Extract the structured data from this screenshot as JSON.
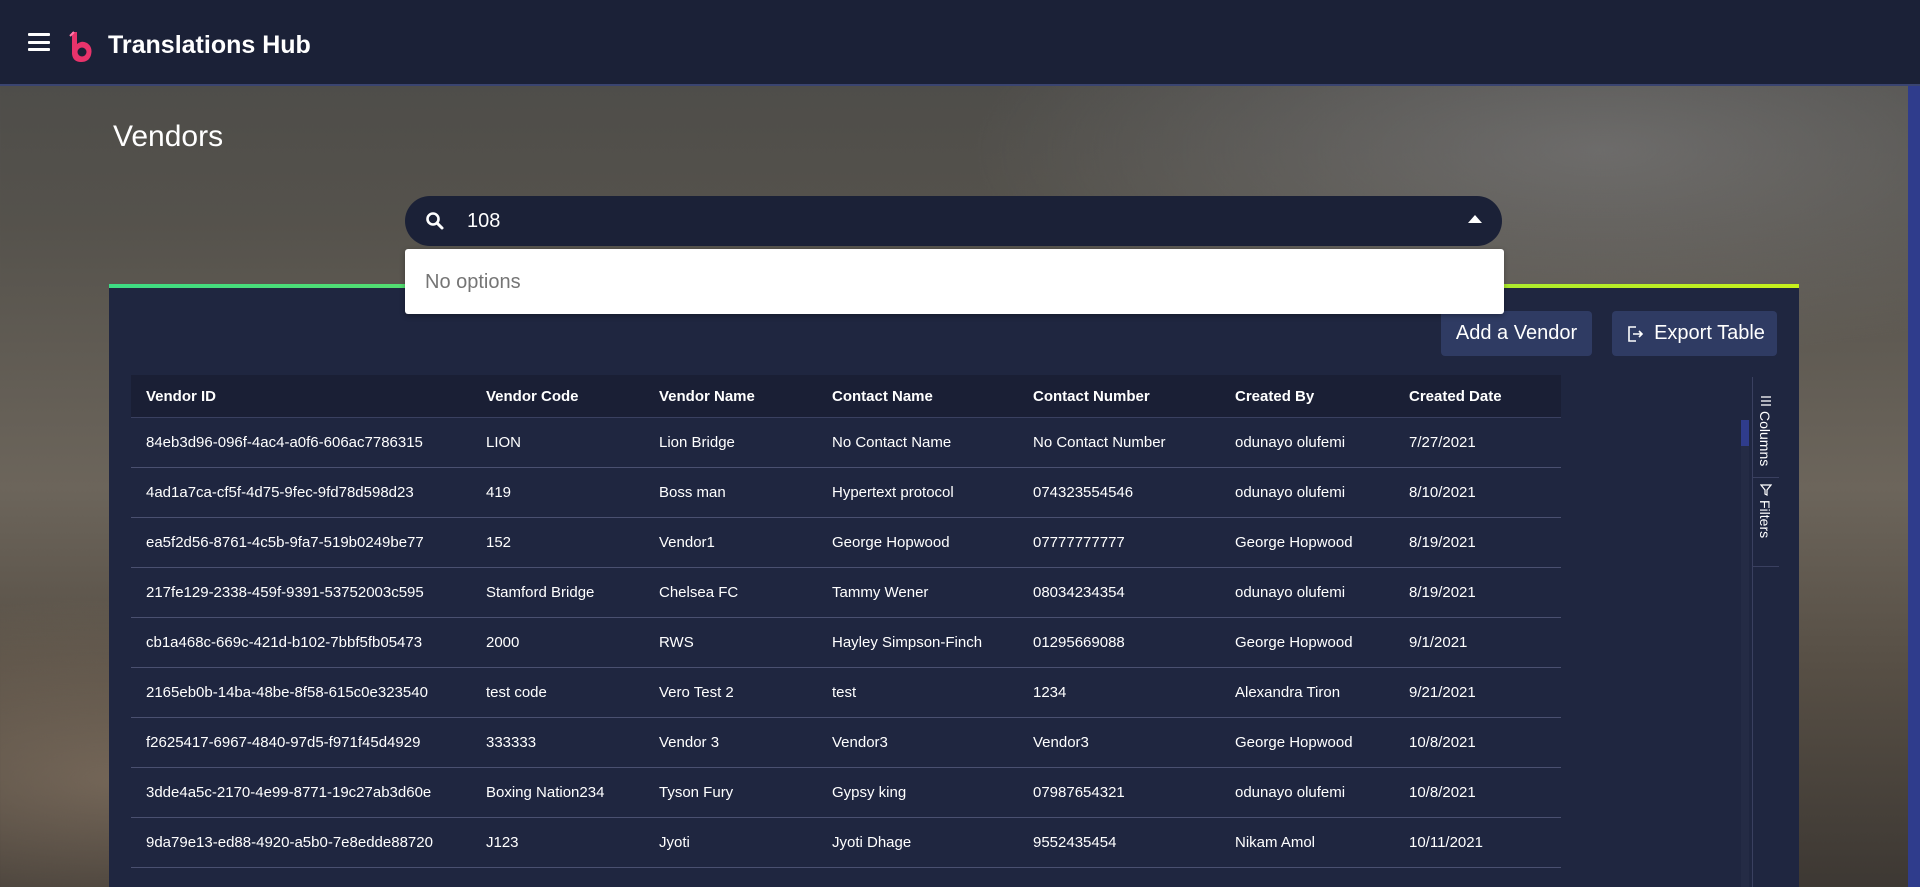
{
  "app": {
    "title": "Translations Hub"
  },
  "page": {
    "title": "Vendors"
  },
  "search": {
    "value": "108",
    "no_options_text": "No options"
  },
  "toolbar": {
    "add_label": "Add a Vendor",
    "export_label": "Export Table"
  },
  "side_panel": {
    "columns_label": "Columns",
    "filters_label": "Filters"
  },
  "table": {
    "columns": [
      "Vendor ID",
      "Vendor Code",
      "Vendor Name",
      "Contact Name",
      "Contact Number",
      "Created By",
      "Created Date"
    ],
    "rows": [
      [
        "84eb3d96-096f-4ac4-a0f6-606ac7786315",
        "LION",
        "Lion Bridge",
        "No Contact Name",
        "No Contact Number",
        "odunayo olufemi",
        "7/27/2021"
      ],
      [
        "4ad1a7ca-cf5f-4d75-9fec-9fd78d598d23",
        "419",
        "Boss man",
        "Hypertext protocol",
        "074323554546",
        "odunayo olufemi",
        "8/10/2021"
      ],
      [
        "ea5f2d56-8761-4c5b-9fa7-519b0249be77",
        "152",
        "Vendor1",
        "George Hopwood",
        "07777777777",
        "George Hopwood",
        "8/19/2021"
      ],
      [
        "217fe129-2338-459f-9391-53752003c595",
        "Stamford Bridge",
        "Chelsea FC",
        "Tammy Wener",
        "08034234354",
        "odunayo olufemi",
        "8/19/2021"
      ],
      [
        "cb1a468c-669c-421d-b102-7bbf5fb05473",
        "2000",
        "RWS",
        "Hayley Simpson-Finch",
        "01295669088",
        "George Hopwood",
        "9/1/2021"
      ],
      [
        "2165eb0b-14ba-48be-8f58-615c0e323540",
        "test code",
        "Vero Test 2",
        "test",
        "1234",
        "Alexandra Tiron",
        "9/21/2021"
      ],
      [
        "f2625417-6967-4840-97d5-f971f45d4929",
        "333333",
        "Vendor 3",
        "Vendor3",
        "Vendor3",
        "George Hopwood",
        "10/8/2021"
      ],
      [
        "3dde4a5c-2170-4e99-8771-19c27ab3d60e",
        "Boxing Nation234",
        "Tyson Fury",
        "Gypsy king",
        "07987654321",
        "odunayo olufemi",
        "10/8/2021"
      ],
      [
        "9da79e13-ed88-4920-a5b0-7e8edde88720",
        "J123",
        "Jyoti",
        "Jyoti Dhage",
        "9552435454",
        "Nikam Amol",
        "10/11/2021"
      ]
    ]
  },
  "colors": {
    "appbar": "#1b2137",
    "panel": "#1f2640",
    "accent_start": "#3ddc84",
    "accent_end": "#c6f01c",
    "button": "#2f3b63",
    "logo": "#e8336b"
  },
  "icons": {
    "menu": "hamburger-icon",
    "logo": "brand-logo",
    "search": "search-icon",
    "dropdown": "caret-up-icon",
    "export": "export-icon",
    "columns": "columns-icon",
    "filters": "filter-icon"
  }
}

.....

**What the exercise asks**
Output all of the data exactly as it stands, minus any images.

**Correct answer**
Extract the structured data from this screenshot as JSON.
{
  "app": {
    "title": "Translations Hub"
  },
  "page": {
    "title": "Vendors"
  },
  "search": {
    "value": "108",
    "no_options_text": "No options"
  },
  "toolbar": {
    "add_label": "Add a Vendor",
    "export_label": "Export Table"
  },
  "side_panel": {
    "columns_label": "Columns",
    "filters_label": "Filters"
  },
  "table": {
    "columns": [
      "Vendor ID",
      "Vendor Code",
      "Vendor Name",
      "Contact Name",
      "Contact Number",
      "Created By",
      "Created Date"
    ],
    "rows": [
      [
        "84eb3d96-096f-4ac4-a0f6-606ac7786315",
        "LION",
        "Lion Bridge",
        "No Contact Name",
        "No Contact Number",
        "odunayo olufemi",
        "7/27/2021"
      ],
      [
        "4ad1a7ca-cf5f-4d75-9fec-9fd78d598d23",
        "419",
        "Boss man",
        "Hypertext protocol",
        "074323554546",
        "odunayo olufemi",
        "8/10/2021"
      ],
      [
        "ea5f2d56-8761-4c5b-9fa7-519b0249be77",
        "152",
        "Vendor1",
        "George Hopwood",
        "07777777777",
        "George Hopwood",
        "8/19/2021"
      ],
      [
        "217fe129-2338-459f-9391-53752003c595",
        "Stamford Bridge",
        "Chelsea FC",
        "Tammy Wener",
        "08034234354",
        "odunayo olufemi",
        "8/19/2021"
      ],
      [
        "cb1a468c-669c-421d-b102-7bbf5fb05473",
        "2000",
        "RWS",
        "Hayley Simpson-Finch",
        "01295669088",
        "George Hopwood",
        "9/1/2021"
      ],
      [
        "2165eb0b-14ba-48be-8f58-615c0e323540",
        "test code",
        "Vero Test 2",
        "test",
        "1234",
        "Alexandra Tiron",
        "9/21/2021"
      ],
      [
        "f2625417-6967-4840-97d5-f971f45d4929",
        "333333",
        "Vendor 3",
        "Vendor3",
        "Vendor3",
        "George Hopwood",
        "10/8/2021"
      ],
      [
        "3dde4a5c-2170-4e99-8771-19c27ab3d60e",
        "Boxing Nation234",
        "Tyson Fury",
        "Gypsy king",
        "07987654321",
        "odunayo olufemi",
        "10/8/2021"
      ],
      [
        "9da79e13-ed88-4920-a5b0-7e8edde88720",
        "J123",
        "Jyoti",
        "Jyoti Dhage",
        "9552435454",
        "Nikam Amol",
        "10/11/2021"
      ]
    ]
  },
  "colors": {
    "appbar": "#1b2137",
    "panel": "#1f2640",
    "accent_start": "#3ddc84",
    "accent_end": "#c6f01c",
    "button": "#2f3b63",
    "logo": "#e8336b"
  },
  "icons": {
    "menu": "hamburger-icon",
    "logo": "brand-logo",
    "search": "search-icon",
    "dropdown": "caret-up-icon",
    "export": "export-icon",
    "columns": "columns-icon",
    "filters": "filter-icon"
  }
}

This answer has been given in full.